Exercise directions
Sort through the entries below and pull out lines containing the word "poema".

Material for this task
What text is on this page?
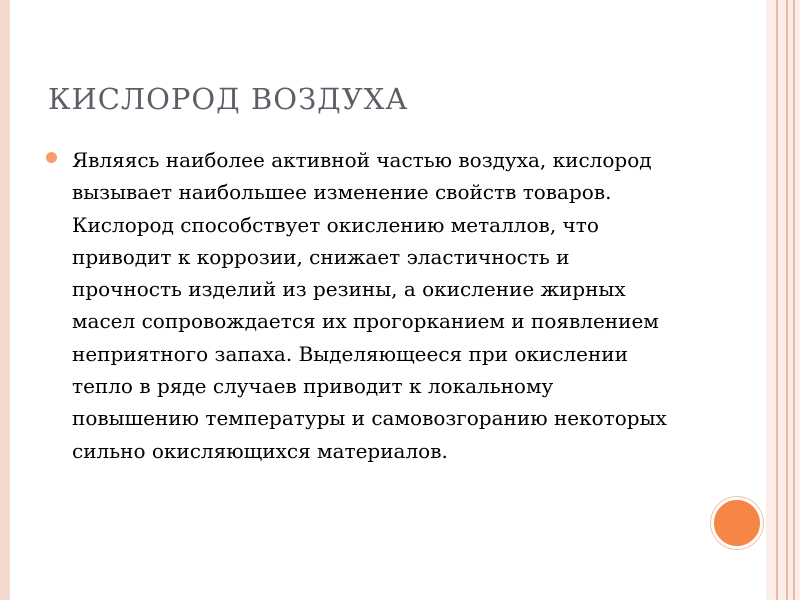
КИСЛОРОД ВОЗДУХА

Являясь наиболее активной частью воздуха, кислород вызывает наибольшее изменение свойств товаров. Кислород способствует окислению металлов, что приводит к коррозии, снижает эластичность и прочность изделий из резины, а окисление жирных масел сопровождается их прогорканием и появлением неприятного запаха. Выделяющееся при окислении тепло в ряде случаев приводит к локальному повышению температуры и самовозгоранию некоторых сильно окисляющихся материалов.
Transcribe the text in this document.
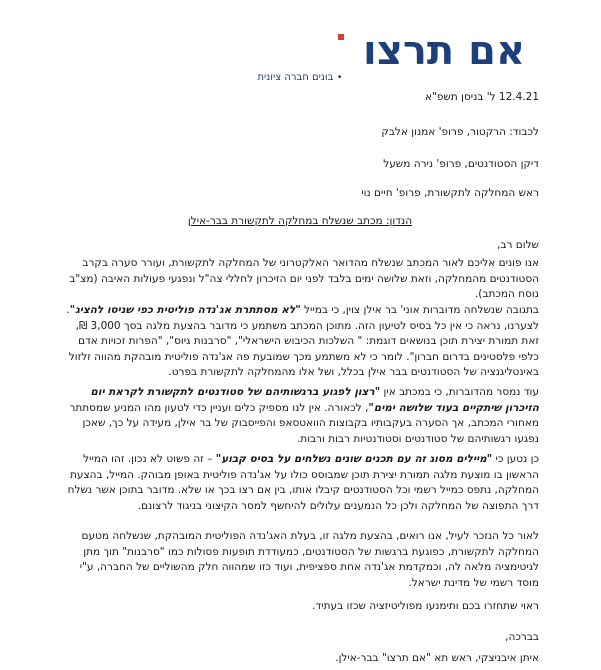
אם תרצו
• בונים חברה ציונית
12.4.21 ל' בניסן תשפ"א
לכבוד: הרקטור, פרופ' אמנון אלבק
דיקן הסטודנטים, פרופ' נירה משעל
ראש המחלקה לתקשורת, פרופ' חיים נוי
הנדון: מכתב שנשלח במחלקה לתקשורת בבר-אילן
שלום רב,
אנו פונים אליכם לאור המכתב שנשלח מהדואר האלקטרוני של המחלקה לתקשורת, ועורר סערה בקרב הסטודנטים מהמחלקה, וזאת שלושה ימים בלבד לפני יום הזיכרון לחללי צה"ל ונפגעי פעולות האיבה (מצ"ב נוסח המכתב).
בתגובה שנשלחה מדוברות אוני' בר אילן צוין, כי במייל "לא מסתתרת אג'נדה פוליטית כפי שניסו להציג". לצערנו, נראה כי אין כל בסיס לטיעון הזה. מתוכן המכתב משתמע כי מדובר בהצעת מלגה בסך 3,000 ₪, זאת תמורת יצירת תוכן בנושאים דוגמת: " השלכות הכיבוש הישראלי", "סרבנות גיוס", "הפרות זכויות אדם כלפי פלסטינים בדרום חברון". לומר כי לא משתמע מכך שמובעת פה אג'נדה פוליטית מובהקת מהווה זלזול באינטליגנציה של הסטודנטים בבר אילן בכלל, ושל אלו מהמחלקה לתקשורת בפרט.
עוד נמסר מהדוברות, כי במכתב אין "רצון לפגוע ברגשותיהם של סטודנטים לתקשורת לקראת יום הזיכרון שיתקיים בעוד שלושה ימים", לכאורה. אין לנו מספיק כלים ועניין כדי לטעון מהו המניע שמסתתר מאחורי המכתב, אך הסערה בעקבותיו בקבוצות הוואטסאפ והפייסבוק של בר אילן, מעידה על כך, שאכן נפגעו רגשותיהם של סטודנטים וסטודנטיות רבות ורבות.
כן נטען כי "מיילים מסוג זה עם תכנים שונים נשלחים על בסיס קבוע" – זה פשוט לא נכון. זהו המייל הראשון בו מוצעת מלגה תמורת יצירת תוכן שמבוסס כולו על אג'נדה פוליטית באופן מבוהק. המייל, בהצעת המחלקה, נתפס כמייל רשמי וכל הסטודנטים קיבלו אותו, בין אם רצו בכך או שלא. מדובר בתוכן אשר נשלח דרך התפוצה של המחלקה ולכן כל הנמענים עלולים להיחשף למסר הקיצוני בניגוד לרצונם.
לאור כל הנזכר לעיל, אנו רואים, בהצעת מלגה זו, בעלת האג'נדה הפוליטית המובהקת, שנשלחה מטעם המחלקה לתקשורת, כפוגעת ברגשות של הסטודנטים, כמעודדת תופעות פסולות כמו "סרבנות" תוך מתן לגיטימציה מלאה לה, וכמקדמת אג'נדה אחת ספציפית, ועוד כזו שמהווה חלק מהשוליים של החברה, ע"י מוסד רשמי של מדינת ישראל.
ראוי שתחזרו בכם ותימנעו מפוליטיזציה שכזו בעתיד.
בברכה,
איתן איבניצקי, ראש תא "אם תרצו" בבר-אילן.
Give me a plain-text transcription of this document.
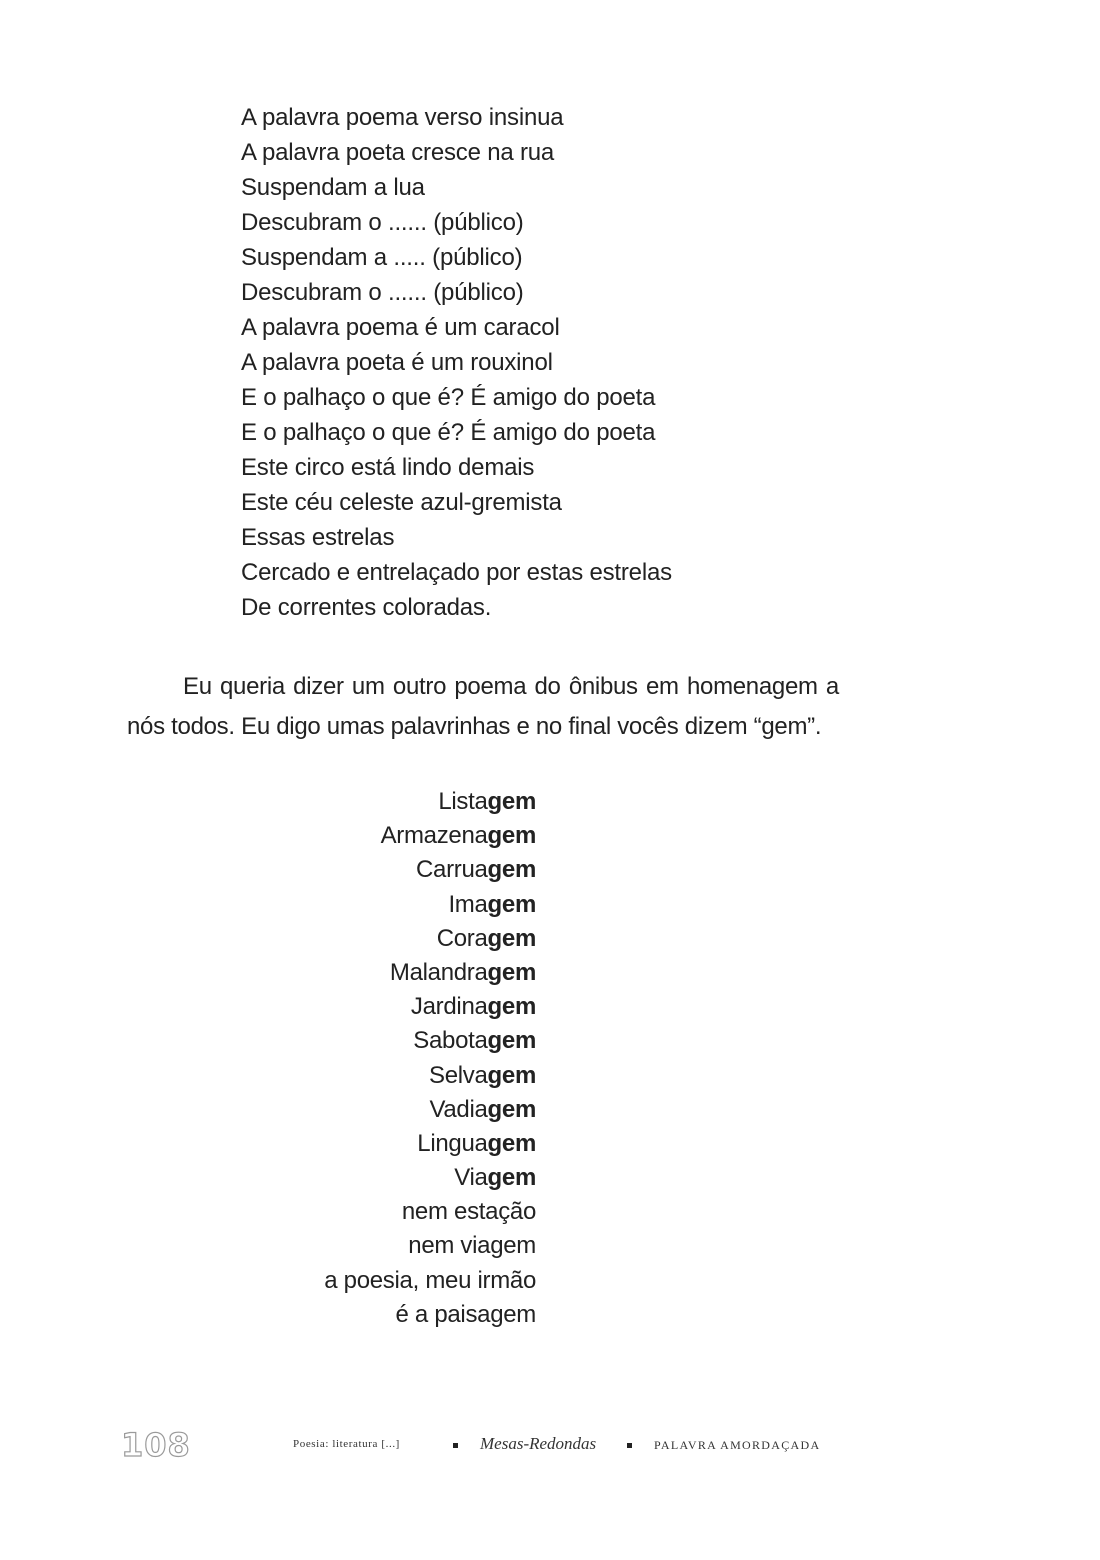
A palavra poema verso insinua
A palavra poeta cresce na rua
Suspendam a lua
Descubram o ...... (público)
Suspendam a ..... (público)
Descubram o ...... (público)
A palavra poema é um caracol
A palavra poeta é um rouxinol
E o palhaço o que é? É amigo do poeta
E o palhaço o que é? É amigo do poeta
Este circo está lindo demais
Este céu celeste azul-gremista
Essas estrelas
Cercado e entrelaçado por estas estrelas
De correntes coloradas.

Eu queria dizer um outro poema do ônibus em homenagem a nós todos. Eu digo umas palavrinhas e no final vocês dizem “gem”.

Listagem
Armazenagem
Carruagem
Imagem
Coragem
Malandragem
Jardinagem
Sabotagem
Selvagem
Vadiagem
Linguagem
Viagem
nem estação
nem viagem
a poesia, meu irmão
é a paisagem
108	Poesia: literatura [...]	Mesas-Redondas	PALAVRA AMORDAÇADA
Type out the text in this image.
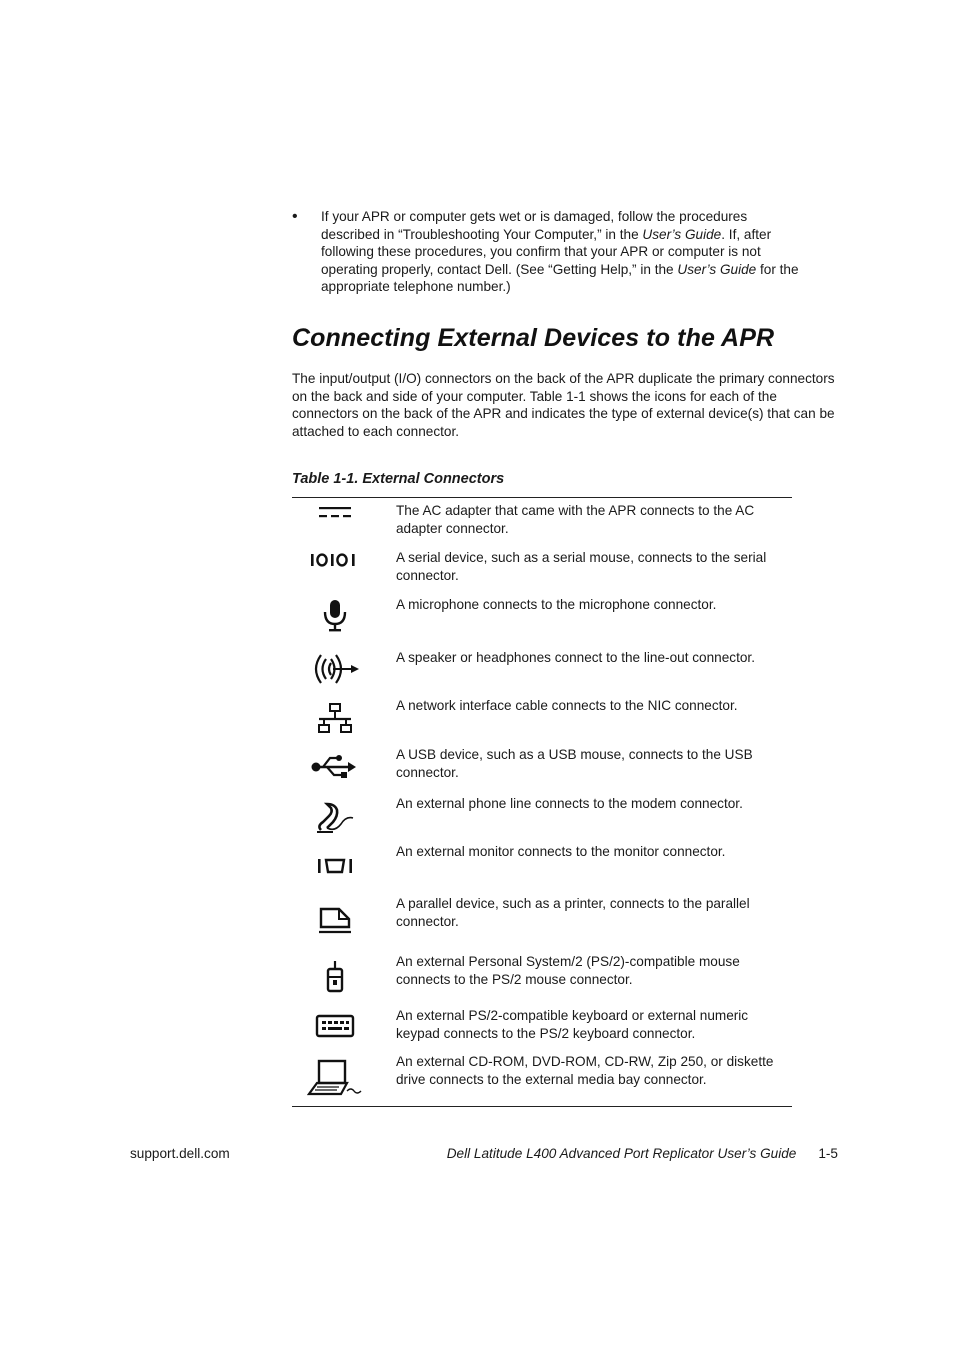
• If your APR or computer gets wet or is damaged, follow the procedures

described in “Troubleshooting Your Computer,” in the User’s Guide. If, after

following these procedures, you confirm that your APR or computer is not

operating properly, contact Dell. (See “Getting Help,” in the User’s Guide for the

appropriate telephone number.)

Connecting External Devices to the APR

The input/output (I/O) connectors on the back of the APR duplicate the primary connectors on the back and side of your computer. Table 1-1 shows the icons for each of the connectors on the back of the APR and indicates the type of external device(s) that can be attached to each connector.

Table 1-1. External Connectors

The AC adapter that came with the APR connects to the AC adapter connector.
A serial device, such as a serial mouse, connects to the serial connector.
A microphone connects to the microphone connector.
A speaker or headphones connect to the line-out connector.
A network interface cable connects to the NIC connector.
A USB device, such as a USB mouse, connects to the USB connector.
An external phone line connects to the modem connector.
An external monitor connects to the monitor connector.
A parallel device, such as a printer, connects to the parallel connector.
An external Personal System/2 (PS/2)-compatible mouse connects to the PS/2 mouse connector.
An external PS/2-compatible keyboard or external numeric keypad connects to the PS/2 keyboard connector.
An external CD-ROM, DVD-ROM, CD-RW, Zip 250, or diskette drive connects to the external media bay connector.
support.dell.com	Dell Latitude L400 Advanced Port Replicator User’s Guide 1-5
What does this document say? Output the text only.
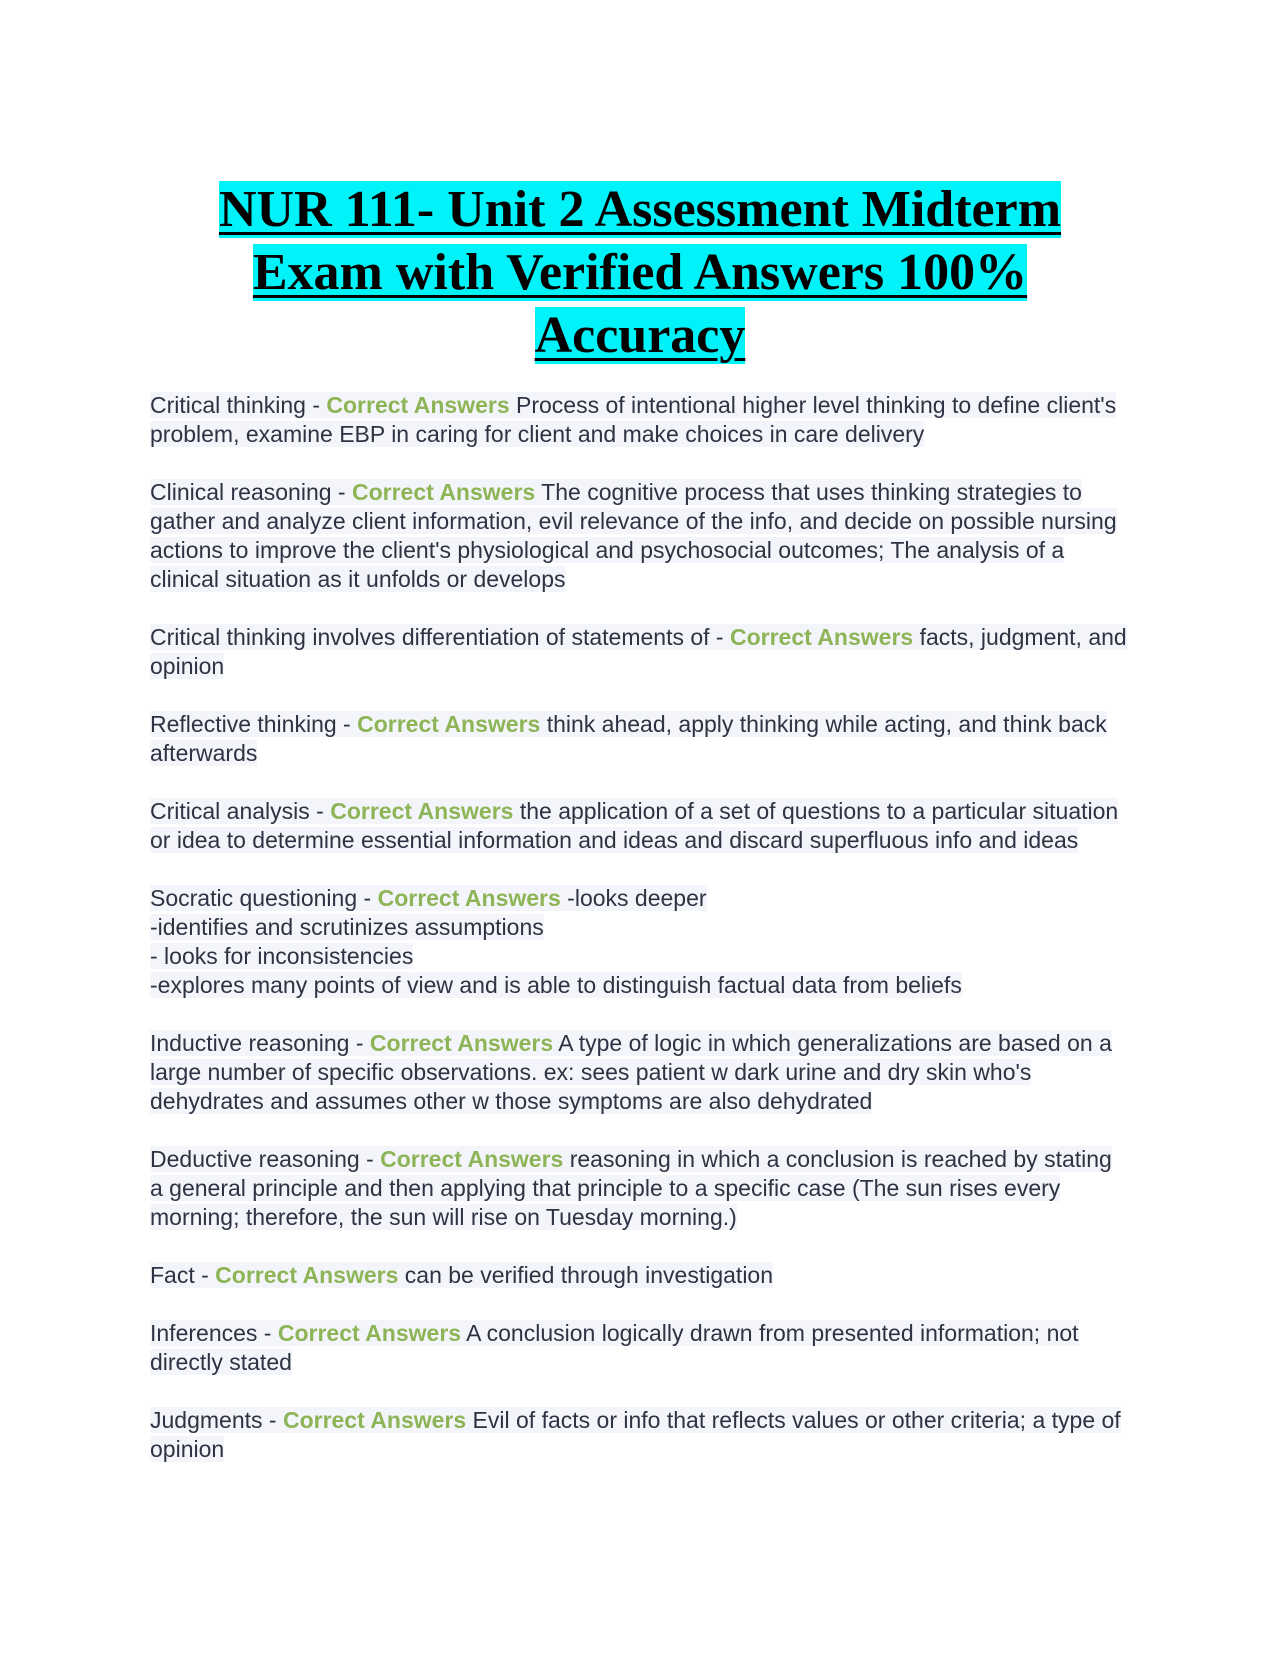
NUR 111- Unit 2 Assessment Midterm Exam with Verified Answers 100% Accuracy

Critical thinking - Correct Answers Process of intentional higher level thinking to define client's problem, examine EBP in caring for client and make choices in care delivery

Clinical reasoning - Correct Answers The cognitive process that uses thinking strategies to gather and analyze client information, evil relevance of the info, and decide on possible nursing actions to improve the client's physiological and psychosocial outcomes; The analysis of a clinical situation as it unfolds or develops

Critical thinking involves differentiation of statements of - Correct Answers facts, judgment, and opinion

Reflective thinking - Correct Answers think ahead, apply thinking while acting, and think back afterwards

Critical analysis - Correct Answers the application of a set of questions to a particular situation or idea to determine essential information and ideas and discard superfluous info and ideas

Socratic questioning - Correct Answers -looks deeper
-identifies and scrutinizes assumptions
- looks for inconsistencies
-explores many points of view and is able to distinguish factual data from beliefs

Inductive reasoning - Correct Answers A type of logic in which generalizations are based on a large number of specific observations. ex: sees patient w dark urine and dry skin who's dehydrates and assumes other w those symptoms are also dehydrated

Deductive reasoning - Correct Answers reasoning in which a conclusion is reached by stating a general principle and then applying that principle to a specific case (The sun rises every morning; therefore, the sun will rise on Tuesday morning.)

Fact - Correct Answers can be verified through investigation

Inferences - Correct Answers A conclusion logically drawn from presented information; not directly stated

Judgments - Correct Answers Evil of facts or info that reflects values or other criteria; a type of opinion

Exercise answer
A palavra poema verso insinua
A palavra poema é um caracol
Eu queria dizer um outro poema do ônibus em homenagem a nós todos. Eu digo umas palavrinhas e no final vocês dizem “gem”.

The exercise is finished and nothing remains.